### PROMPT
Write out every entry exactly as it stands.

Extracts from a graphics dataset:
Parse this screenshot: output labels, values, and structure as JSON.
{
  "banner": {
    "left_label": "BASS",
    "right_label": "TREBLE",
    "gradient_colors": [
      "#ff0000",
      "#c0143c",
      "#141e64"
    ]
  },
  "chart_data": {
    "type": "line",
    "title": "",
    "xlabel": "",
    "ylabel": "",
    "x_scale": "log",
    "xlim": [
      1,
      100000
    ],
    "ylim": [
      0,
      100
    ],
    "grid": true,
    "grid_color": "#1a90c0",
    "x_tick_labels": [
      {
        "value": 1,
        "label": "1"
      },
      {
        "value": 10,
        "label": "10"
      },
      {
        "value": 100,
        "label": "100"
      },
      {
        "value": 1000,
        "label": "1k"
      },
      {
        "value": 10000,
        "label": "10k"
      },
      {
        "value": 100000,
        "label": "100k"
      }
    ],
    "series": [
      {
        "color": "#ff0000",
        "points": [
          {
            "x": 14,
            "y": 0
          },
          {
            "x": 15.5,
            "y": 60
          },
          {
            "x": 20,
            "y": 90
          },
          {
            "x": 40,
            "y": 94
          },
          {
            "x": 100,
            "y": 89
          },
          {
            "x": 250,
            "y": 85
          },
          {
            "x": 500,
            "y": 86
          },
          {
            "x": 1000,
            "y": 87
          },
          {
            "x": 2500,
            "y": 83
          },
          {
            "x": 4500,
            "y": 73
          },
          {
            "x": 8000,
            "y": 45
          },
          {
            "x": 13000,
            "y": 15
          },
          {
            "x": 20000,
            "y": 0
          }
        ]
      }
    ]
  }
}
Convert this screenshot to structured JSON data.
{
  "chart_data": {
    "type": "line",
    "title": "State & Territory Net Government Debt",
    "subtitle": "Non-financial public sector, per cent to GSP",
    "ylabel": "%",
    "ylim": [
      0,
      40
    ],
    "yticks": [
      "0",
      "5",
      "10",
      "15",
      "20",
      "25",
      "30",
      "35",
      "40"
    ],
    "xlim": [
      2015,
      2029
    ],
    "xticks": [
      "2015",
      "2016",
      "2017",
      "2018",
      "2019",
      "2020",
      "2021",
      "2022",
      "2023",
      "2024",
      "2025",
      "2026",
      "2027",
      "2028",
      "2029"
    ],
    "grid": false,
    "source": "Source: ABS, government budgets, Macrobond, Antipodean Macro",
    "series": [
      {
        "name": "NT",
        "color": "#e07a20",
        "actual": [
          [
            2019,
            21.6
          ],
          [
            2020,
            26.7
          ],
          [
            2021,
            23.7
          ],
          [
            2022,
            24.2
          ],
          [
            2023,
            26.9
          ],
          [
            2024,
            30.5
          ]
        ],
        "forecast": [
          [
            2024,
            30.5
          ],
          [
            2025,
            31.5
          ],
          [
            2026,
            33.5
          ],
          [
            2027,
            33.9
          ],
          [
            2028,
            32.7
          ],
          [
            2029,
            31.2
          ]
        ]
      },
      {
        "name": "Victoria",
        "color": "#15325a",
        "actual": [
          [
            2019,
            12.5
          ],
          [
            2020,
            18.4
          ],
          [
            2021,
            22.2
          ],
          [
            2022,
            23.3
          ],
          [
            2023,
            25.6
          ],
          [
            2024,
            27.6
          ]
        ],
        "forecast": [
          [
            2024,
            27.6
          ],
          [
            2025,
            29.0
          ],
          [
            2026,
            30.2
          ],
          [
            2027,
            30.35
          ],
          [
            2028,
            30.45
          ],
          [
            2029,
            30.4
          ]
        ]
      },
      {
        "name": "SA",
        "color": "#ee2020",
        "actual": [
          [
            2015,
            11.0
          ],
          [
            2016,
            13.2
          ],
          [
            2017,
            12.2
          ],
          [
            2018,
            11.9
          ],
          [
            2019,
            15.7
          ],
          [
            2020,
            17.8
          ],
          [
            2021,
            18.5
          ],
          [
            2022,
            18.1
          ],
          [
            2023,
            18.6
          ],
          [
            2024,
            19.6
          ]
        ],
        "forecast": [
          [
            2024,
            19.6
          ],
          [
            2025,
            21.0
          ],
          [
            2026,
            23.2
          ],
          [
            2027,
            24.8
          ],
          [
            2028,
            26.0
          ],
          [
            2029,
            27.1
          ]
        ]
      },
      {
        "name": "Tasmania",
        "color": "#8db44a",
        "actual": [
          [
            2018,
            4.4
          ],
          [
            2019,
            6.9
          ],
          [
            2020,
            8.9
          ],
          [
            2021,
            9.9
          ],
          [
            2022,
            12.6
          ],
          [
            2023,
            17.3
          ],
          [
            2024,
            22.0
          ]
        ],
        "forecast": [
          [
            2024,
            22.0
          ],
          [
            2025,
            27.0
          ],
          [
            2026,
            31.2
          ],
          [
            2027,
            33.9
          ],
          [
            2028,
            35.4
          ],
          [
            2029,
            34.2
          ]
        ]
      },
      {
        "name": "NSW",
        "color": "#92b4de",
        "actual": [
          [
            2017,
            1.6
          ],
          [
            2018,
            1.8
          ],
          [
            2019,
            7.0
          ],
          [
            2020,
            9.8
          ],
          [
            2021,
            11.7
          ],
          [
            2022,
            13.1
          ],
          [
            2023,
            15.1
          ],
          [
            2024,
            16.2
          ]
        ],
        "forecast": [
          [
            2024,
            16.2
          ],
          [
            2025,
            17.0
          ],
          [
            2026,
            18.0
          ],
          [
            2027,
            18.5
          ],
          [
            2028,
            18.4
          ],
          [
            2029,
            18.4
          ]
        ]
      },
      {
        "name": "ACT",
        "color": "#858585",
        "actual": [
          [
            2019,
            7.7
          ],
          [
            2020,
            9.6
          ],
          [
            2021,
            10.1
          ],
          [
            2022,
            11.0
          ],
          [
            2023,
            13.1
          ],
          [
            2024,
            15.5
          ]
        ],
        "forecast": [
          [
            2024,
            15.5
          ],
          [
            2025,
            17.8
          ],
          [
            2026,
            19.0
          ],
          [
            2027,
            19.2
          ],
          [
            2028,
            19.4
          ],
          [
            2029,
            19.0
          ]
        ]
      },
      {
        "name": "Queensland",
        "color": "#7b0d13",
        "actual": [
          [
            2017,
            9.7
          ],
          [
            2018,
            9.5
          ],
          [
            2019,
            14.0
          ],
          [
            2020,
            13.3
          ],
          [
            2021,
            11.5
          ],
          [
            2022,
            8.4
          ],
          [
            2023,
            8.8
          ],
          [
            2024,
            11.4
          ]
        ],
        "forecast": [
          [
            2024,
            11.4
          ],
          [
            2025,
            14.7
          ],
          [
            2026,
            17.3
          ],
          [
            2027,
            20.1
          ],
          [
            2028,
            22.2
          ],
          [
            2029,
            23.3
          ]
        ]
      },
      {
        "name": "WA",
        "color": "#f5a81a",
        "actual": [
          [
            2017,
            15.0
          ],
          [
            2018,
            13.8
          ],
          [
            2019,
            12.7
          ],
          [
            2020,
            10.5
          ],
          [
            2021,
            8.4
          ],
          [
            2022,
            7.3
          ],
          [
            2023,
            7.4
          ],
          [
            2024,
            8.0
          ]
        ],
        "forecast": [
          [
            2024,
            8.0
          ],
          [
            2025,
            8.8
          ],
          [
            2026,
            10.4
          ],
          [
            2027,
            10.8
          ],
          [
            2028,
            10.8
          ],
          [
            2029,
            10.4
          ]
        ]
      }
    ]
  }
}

### OUTPUT
Parse this screenshot: output labels, values, and structure as JSON.
{
  "banner": {
    "left_label": "BASS",
    "right_label": "TREBLE",
    "gradient_colors": [
      "#ff0000",
      "#c0143c",
      "#141e64"
    ]
  },
  "chart_data": {
    "type": "line",
    "title": "",
    "xlabel": "",
    "ylabel": "",
    "x_scale": "log",
    "xlim": [
      1,
      100000
    ],
    "ylim": [
      0,
      100
    ],
    "grid": true,
    "grid_color": "#1a90c0",
    "x_tick_labels": [
      {
        "value": 1,
        "label": "1"
      },
      {
        "value": 10,
        "label": "10"
      },
      {
        "value": 100,
        "label": "100"
      },
      {
        "value": 1000,
        "label": "1k"
      },
      {
        "value": 10000,
        "label": "10k"
      },
      {
        "value": 100000,
        "label": "100k"
      }
    ],
    "series": [
      {
        "color": "#ff0000",
        "points": [
          {
            "x": 14,
            "y": 0
          },
          {
            "x": 15.5,
            "y": 60
          },
          {
            "x": 20,
            "y": 90
          },
          {
            "x": 40,
            "y": 94
          },
          {
            "x": 100,
            "y": 89
          },
          {
            "x": 250,
            "y": 85
          },
          {
            "x": 500,
            "y": 86
          },
          {
            "x": 1000,
            "y": 87
          },
          {
            "x": 2500,
            "y": 83
          },
          {
            "x": 4500,
            "y": 73
          },
          {
            "x": 8000,
            "y": 45
          },
          {
            "x": 13000,
            "y": 15
          },
          {
            "x": 20000,
            "y": 0
          }
        ]
      }
    ]
  }
}
Convert this screenshot to structured JSON data.
{
  "chart_data": {
    "type": "line",
    "title": "State & Territory Net Government Debt",
    "subtitle": "Non-financial public sector, per cent to GSP",
    "ylabel": "%",
    "ylim": [
      0,
      40
    ],
    "yticks": [
      "0",
      "5",
      "10",
      "15",
      "20",
      "25",
      "30",
      "35",
      "40"
    ],
    "xlim": [
      2015,
      2029
    ],
    "xticks": [
      "2015",
      "2016",
      "2017",
      "2018",
      "2019",
      "2020",
      "2021",
      "2022",
      "2023",
      "2024",
      "2025",
      "2026",
      "2027",
      "2028",
      "2029"
    ],
    "grid": false,
    "source": "Source: ABS, government budgets, Macrobond, Antipodean Macro",
    "series": [
      {
        "name": "NT",
        "color": "#e07a20",
        "actual": [
          [
            2019,
            21.6
          ],
          [
            2020,
            26.7
          ],
          [
            2021,
            23.7
          ],
          [
            2022,
            24.2
          ],
          [
            2023,
            26.9
          ],
          [
            2024,
            30.5
          ]
        ],
        "forecast": [
          [
            2024,
            30.5
          ],
          [
            2025,
            31.5
          ],
          [
            2026,
            33.5
          ],
          [
            2027,
            33.9
          ],
          [
            2028,
            32.7
          ],
          [
            2029,
            31.2
          ]
        ]
      },
      {
        "name": "Victoria",
        "color": "#15325a",
        "actual": [
          [
            2019,
            12.5
          ],
          [
            2020,
            18.4
          ],
          [
            2021,
            22.2
          ],
          [
            2022,
            23.3
          ],
          [
            2023,
            25.6
          ],
          [
            2024,
            27.6
          ]
        ],
        "forecast": [
          [
            2024,
            27.6
          ],
          [
            2025,
            29.0
          ],
          [
            2026,
            30.2
          ],
          [
            2027,
            30.35
          ],
          [
            2028,
            30.45
          ],
          [
            2029,
            30.4
          ]
        ]
      },
      {
        "name": "SA",
        "color": "#ee2020",
        "actual": [
          [
            2015,
            11.0
          ],
          [
            2016,
            13.2
          ],
          [
            2017,
            12.2
          ],
          [
            2018,
            11.9
          ],
          [
            2019,
            15.7
          ],
          [
            2020,
            17.8
          ],
          [
            2021,
            18.5
          ],
          [
            2022,
            18.1
          ],
          [
            2023,
            18.6
          ],
          [
            2024,
            19.6
          ]
        ],
        "forecast": [
          [
            2024,
            19.6
          ],
          [
            2025,
            21.0
          ],
          [
            2026,
            23.2
          ],
          [
            2027,
            24.8
          ],
          [
            2028,
            26.0
          ],
          [
            2029,
            27.1
          ]
        ]
      },
      {
        "name": "Tasmania",
        "color": "#8db44a",
        "actual": [
          [
            2018,
            4.4
          ],
          [
            2019,
            6.9
          ],
          [
            2020,
            8.9
          ],
          [
            2021,
            9.9
          ],
          [
            2022,
            12.6
          ],
          [
            2023,
            17.3
          ],
          [
            2024,
            22.0
          ]
        ],
        "forecast": [
          [
            2024,
            22.0
          ],
          [
            2025,
            27.0
          ],
          [
            2026,
            31.2
          ],
          [
            2027,
            33.9
          ],
          [
            2028,
            35.4
          ],
          [
            2029,
            34.2
          ]
        ]
      },
      {
        "name": "NSW",
        "color": "#92b4de",
        "actual": [
          [
            2017,
            1.6
          ],
          [
            2018,
            1.8
          ],
          [
            2019,
            7.0
          ],
          [
            2020,
            9.8
          ],
          [
            2021,
            11.7
          ],
          [
            2022,
            13.1
          ],
          [
            2023,
            15.1
          ],
          [
            2024,
            16.2
          ]
        ],
        "forecast": [
          [
            2024,
            16.2
          ],
          [
            2025,
            17.0
          ],
          [
            2026,
            18.0
          ],
          [
            2027,
            18.5
          ],
          [
            2028,
            18.4
          ],
          [
            2029,
            18.4
          ]
        ]
      },
      {
        "name": "ACT",
        "color": "#858585",
        "actual": [
          [
            2019,
            7.7
          ],
          [
            2020,
            9.6
          ],
          [
            2021,
            10.1
          ],
          [
            2022,
            11.0
          ],
          [
            2023,
            13.1
          ],
          [
            2024,
            15.5
          ]
        ],
        "forecast": [
          [
            2024,
            15.5
          ],
          [
            2025,
            17.8
          ],
          [
            2026,
            19.0
          ],
          [
            2027,
            19.2
          ],
          [
            2028,
            19.4
          ],
          [
            2029,
            19.0
          ]
        ]
      },
      {
        "name": "Queensland",
        "color": "#7b0d13",
        "actual": [
          [
            2017,
            9.7
          ],
          [
            2018,
            9.5
          ],
          [
            2019,
            14.0
          ],
          [
            2020,
            13.3
          ],
          [
            2021,
            11.5
          ],
          [
            2022,
            8.4
          ],
          [
            2023,
            8.8
          ],
          [
            2024,
            11.4
          ]
        ],
        "forecast": [
          [
            2024,
            11.4
          ],
          [
            2025,
            14.7
          ],
          [
            2026,
            17.3
          ],
          [
            2027,
            20.1
          ],
          [
            2028,
            22.2
          ],
          [
            2029,
            23.3
          ]
        ]
      },
      {
        "name": "WA",
        "color": "#f5a81a",
        "actual": [
          [
            2017,
            15.0
          ],
          [
            2018,
            13.8
          ],
          [
            2019,
            12.7
          ],
          [
            2020,
            10.5
          ],
          [
            2021,
            8.4
          ],
          [
            2022,
            7.3
          ],
          [
            2023,
            7.4
          ],
          [
            2024,
            8.0
          ]
        ],
        "forecast": [
          [
            2024,
            8.0
          ],
          [
            2025,
            8.8
          ],
          [
            2026,
            10.4
          ],
          [
            2027,
            10.8
          ],
          [
            2028,
            10.8
          ],
          [
            2029,
            10.4
          ]
        ]
      }
    ]
  }
}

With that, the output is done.